## THE TASK
Determine how many lines carry the word "чтобы". Output that number only.

## MATERIAL FOR THIS TASK
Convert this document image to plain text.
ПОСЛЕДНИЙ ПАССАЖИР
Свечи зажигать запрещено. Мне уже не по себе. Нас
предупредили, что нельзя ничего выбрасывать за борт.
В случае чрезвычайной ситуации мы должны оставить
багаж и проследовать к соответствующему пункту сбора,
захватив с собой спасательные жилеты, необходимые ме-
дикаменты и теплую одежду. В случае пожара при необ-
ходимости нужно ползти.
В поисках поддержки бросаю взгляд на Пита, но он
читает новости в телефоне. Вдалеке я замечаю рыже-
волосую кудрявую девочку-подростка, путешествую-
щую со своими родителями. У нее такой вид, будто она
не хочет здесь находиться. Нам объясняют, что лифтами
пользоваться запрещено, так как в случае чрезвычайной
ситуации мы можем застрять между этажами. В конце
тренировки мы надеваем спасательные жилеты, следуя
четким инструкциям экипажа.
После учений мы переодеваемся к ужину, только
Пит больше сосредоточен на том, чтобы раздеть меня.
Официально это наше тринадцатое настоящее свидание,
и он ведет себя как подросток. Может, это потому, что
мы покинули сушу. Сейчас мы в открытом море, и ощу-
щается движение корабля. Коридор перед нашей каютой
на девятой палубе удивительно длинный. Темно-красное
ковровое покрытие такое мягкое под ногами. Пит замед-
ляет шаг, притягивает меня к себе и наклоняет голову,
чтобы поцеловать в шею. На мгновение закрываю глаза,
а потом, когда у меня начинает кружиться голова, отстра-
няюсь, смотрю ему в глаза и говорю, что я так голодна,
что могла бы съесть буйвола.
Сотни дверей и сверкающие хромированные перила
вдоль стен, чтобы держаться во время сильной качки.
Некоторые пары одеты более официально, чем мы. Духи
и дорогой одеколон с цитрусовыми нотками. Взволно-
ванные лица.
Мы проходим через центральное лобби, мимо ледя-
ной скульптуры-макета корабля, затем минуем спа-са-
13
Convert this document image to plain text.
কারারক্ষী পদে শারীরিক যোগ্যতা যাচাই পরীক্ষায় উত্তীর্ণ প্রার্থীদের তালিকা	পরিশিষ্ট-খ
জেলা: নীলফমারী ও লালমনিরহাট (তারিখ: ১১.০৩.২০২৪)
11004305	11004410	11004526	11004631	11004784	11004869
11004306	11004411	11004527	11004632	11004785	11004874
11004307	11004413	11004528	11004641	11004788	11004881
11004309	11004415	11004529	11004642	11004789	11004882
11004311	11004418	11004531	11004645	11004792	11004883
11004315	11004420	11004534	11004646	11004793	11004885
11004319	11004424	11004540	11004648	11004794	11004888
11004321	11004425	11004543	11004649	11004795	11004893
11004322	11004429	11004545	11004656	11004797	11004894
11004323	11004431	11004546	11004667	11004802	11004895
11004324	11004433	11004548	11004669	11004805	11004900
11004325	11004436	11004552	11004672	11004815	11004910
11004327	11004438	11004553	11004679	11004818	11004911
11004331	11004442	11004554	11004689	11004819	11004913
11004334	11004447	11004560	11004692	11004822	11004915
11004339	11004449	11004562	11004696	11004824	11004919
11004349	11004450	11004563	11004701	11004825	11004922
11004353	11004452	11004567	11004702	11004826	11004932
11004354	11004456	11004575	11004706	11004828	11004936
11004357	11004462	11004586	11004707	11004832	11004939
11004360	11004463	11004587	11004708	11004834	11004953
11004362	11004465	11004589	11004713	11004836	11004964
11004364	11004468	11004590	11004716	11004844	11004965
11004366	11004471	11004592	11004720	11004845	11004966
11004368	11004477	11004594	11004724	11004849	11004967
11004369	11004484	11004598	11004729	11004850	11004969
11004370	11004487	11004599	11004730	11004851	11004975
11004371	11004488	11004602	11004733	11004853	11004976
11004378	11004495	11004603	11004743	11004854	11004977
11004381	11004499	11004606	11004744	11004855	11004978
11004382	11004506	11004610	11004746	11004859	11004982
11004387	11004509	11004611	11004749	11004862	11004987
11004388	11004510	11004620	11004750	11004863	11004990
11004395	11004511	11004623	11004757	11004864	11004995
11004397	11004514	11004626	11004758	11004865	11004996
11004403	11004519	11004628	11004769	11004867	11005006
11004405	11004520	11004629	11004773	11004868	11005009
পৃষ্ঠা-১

## FINISHED ANSWER
3